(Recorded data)
---

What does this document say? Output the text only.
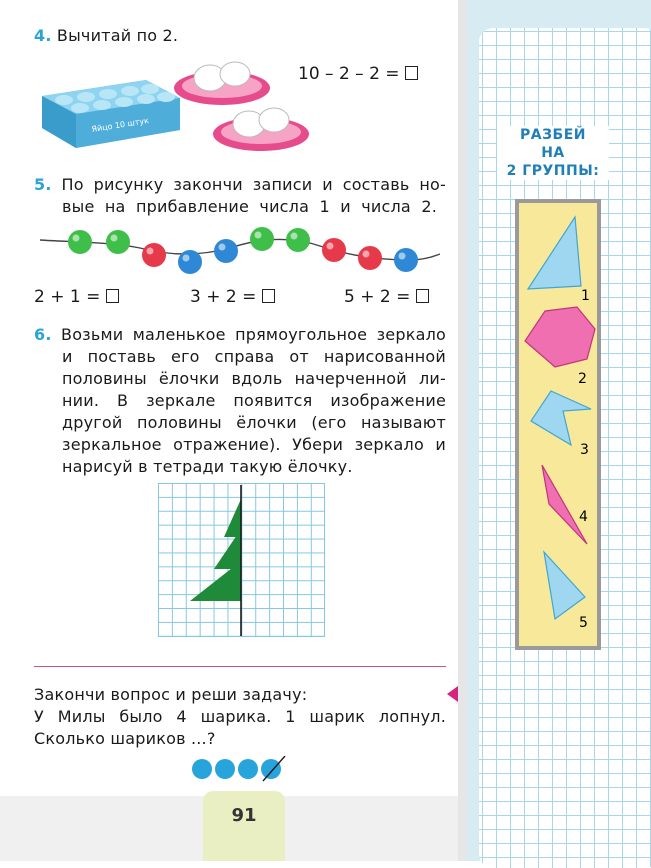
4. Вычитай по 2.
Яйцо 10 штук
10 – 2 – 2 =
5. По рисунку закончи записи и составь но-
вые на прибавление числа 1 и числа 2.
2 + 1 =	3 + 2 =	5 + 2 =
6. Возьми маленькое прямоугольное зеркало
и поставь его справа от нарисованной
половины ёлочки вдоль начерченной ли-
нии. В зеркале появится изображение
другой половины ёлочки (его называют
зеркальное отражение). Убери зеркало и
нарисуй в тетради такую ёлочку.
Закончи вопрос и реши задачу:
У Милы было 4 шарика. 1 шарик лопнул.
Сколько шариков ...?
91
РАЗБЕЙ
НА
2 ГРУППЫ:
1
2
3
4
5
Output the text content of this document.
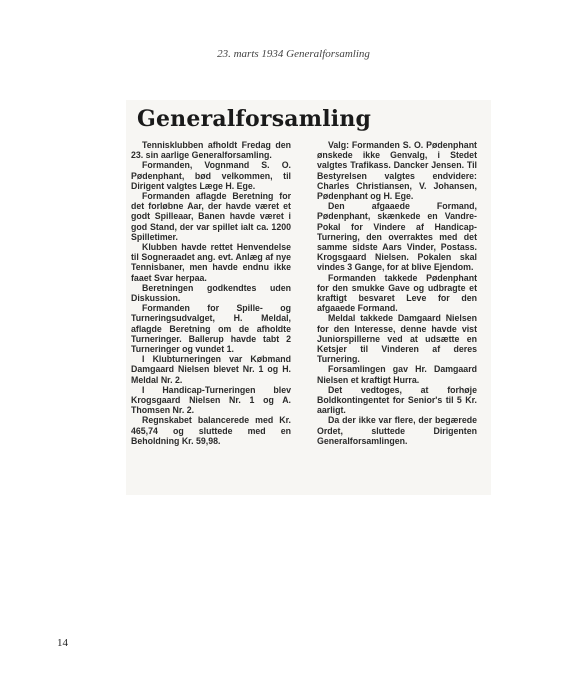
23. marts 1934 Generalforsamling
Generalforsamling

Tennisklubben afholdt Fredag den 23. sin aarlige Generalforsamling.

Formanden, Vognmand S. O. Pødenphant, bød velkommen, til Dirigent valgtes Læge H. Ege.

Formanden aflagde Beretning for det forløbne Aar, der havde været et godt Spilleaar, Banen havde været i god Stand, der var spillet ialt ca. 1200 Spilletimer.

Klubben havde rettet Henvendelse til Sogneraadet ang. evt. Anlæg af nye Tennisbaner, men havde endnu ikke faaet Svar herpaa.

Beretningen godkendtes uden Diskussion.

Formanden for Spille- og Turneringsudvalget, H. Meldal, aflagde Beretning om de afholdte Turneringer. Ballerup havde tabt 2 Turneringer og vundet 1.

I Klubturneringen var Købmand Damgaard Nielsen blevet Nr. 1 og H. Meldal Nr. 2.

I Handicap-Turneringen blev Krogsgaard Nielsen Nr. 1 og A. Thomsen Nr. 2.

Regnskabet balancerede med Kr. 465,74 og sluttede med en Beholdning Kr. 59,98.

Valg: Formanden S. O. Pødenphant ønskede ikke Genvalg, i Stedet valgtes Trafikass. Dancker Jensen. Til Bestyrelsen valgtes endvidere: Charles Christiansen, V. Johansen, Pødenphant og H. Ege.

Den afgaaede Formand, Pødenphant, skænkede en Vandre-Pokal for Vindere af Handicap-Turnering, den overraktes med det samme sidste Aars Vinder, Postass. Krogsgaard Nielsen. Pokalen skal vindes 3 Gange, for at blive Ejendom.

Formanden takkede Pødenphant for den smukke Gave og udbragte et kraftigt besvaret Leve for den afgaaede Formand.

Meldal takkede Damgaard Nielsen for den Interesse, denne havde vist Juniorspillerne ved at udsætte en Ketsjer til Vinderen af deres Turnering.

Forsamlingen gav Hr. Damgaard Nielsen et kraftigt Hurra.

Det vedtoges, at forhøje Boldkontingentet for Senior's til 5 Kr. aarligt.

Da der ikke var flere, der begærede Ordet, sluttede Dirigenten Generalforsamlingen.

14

---

● WORK TO BE COMPLETED:
In the records above, find the lines containing "Nielsen" and copy them.

● SOLUTION FOR THIS PROBLEM:
I Klubturneringen var Købmand Damgaard Nielsen blevet Nr. 1 og H. Meldal Nr. 2.
I Handicap-Turneringen blev Krogsgaard Nielsen Nr. 1 og A. Thomsen Nr. 2.
Den afgaaede Formand, Pødenphant, skænkede en Vandre-Pokal for Vindere af Handicap-Turnering, den overraktes med det samme sidste Aars Vinder, Postass. Krogsgaard Nielsen. Pokalen skal vindes 3 Gange, for at blive Ejendom.
Meldal takkede Damgaard Nielsen for den Interesse, denne havde vist Juniorspillerne ved at udsætte en Ketsjer til Vinderen af deres Turnering.
Forsamlingen gav Hr. Damgaard Nielsen et kraftigt Hurra.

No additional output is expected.